Metadata Enrichment for Lineage
This example demonstrates how to stamp every message with pipeline provenance, node identity, and custom compliance tags using the metadata processor. Use it as a starting point for building OpenLineage-style lineage events or compliance audit trails.
Download & Run
Quick Start:
# Download and run directly
curl -sSL https://docs.expanso.io/examples/metadata-enrichment.yaml | expanso-edge run -
# Or download first, customize, then run
curl -o my-pipeline.yaml https://docs.expanso.io/examples/metadata-enrichment.yaml
expanso-edge run -f my-pipeline.yaml
Download: metadata-enrichment.yaml
What This Pipeline Does
- Generates a synthetic event every 5 seconds (no external dependencies)
- Enriches each event with pipeline, node, and OpenLineage-aligned identity fields
- Tags events with custom compliance metadata (owner, compliance tier)
- Outputs the enriched JSON to stdout so you can inspect the result
Complete Pipeline
input:
generate:
mapping: |
root = {
"event_id": uuid_v4(),
"level": "info",
"message": "user signup"

:::::

Tasks for this exercise:
A: According to the metadata enrichment page, how often does the pipeline generate a synthetic event?
B: List every action the metadata enrichment page gives under "What This Pipeline Does".
C: Continue the metadata enrichment page from its last line.
The records are separate material with no connection to the metadata enrichment page.

:::::

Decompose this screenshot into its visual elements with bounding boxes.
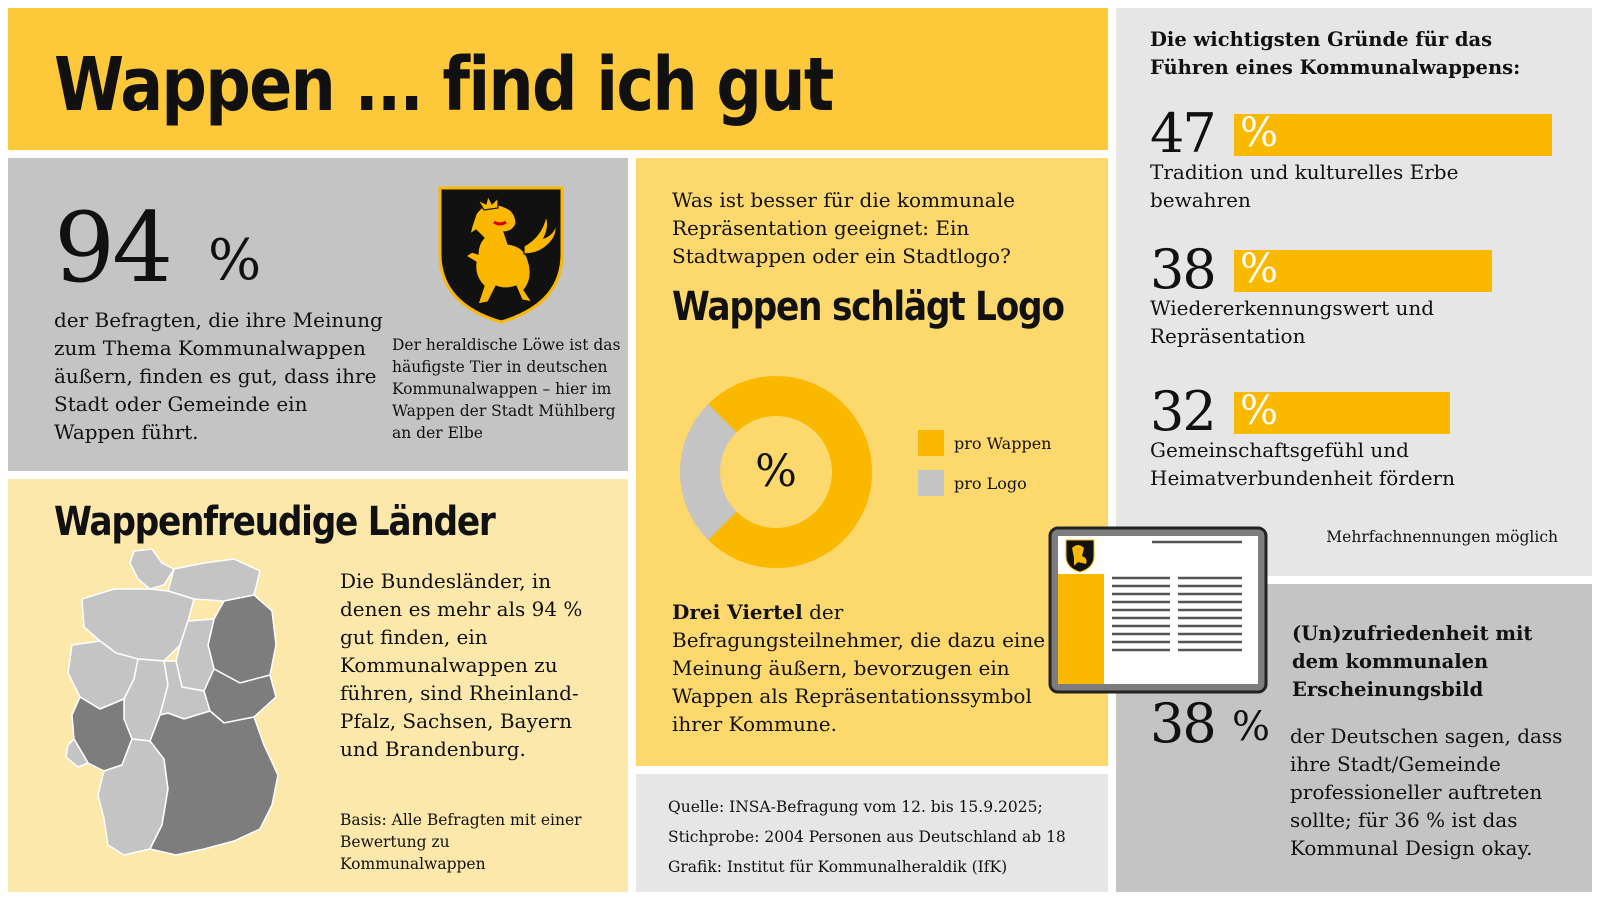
legend-swatch-logo [918, 470, 944, 496]
dissatisfaction-unit: % [1232, 704, 1271, 750]
reason-unit: % [1240, 246, 1279, 292]
lion-coat-of-arms-icon [438, 186, 564, 324]
multiple-answers-note: Mehrfachnennungen möglich [1326, 528, 1558, 546]
laender-text: Die Bundesländer, in denen es mehr als 9… [340, 569, 583, 761]
reason-label: Tradition und kulturelles Erbe bewahren [1150, 160, 1459, 212]
source-line-1: Quelle: INSA-Befragung vom 12. bis 15.9.… [668, 798, 1043, 816]
donut-slice-wappen [708, 376, 872, 568]
source-line-2: Stichprobe: 2004 Personen aus Deutschlan… [668, 828, 1066, 846]
reason-item: 47 % Tradition und kulturelles Erbe bewa… [1150, 104, 1580, 214]
dissatisfaction-value: 38 [1150, 692, 1217, 755]
dissatisfaction-title: (Un)zufriedenheit mit dem kommunalen Ers… [1292, 622, 1533, 701]
donut-slice-logo [680, 404, 737, 540]
page-title: Wappen ... find ich gut [54, 42, 834, 128]
stat-94-description: der Befragten, die ihre Meinung zum Them… [54, 308, 383, 444]
stat-94-value: 94 [54, 192, 173, 304]
legend-swatch-wappen [918, 430, 944, 456]
legend-label-logo: pro Logo [954, 473, 1027, 493]
source-panel: Quelle: INSA-Befragung vom 12. bis 15.9.… [636, 774, 1108, 892]
reason-unit: % [1240, 388, 1279, 434]
legend-item-wappen: pro Wappen [918, 430, 1051, 456]
preference-donut-chart: % [680, 376, 872, 568]
reason-unit: % [1240, 110, 1279, 156]
reason-value: 47 [1150, 102, 1217, 165]
laender-panel: Wappenfreudige Länder [8, 479, 628, 892]
reason-label: Gemeinschaftsgefühl und Heimatverbundenh… [1150, 438, 1455, 490]
germany-map [65, 549, 279, 856]
conclusion-bold: Drei Viertel [672, 600, 803, 624]
reason-item: 32 % Gemeinschaftsgefühl und Heimatverbu… [1150, 382, 1580, 492]
reason-label: Wiedererkennungswert und Repräsentation [1150, 296, 1435, 348]
state-brandenburg [207, 594, 277, 684]
logo-panel: Was ist besser für die kommunale Repräse… [636, 158, 1108, 766]
title-panel: Wappen ... find ich gut [8, 8, 1108, 150]
legend-label-wappen: pro Wappen [954, 433, 1052, 453]
basis-note: Basis: Alle Befragten mit einer Bewertun… [340, 811, 582, 873]
reason-bar [1234, 250, 1492, 292]
conclusion-text: Drei Viertel der Befragungsteilnehmer, d… [672, 598, 1072, 738]
reason-item: 38 % Wiedererkennungswert und Repräsenta… [1150, 240, 1580, 350]
state-bayern [148, 710, 279, 856]
reasons-panel: Die wichtigsten Gründe für das Führen ei… [1116, 8, 1592, 576]
reasons-title: Die wichtigsten Gründe für das Führen ei… [1150, 28, 1521, 79]
state-saarland [65, 737, 90, 768]
lion-caption: Der heraldische Löwe ist das häufigste T… [392, 336, 621, 442]
reason-bar [1234, 392, 1451, 434]
logo-title: Wappen schlägt Logo [672, 284, 1065, 330]
conclusion-rest: der Befragungsteilnehmer, die dazu eine … [672, 600, 1046, 736]
reason-value: 38 [1150, 238, 1217, 301]
source-line-3: Grafik: Institut für Kommunalheraldik (I… [668, 858, 1008, 876]
chart-legend: pro Wappen pro Logo [918, 430, 1051, 510]
state-schleswig-holstein [129, 549, 176, 590]
tablet-website-icon [1048, 526, 1268, 694]
legend-item-logo: pro Logo [918, 470, 1051, 496]
stat-94-unit: % [208, 228, 262, 293]
reason-bar [1234, 114, 1552, 156]
donut-center-label: % [755, 446, 797, 497]
reason-value: 32 [1150, 380, 1217, 443]
survey-question: Was ist besser für die kommunale Repräse… [672, 188, 1015, 268]
stat-94-panel: 94 % der Befragten, die ihre Meinung zum… [8, 158, 628, 471]
laender-title: Wappenfreudige Länder [54, 499, 496, 545]
dissatisfaction-text: der Deutschen sagen, dass ihre Stadt/Gem… [1290, 724, 1563, 860]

:::::

Answers below:
A: Every 5 seconds.

B:
- Generates a synthetic event every 5 seconds (no external dependencies)
- Enriches each event with pipeline, node, and OpenLineage-aligned identity fields
- Tags events with custom compliance metadata (owner, compliance tier)
- Outputs the enriched JSON to stdout so you can inspect the result

C:
}
interval: 5s
pipeline:
processors:
- metadata:
include: [core, pipeline, node]
custom:
pipeline_owner: [email protected]
compliance_tier: pii
target: body
format: nested
body_key: lineage
output:
stdout:
codec: lines
Configuration Breakdown
Input: Generate
input:
generate:
mapping: |
root = {
"event_id": uuid_v4(),
"level": "info",
"message": "user signup"
}
interval: 5s
The generate input emits a synthetic message every 5 seconds, so the pipeline runs anywhere without external dependencies. Replace it with kafka, file, or any other input when wiring up to real data.
See: Generate Input
Processor: Metadata Enrichment
- metadata:
include: [core, pipeline, node]
custom:
pipeline_owner: [email protected]
compliance_tier: pii
target: body
format: nested
body_key: lineage
The metadata processor splices three categories of runtime metadata under a lineage key:
core— OpenLineage-aligned identity (run_id,job_name,job_namespace,event_time,producer)pipeline— pipeline name and versionnode— node ID, region, environment, cluster, hostname, agent version
The custom: block adds two static fields that travel with every event for ownership and compliance tracking.
See: Metadata Processor Reference
Output: Stdout
output:
stdout:
codec: lines
Each enriched event is printed as a single JSON line. Swap this for kafka, aws_s3, or http_client when you're ready to send the data downstream.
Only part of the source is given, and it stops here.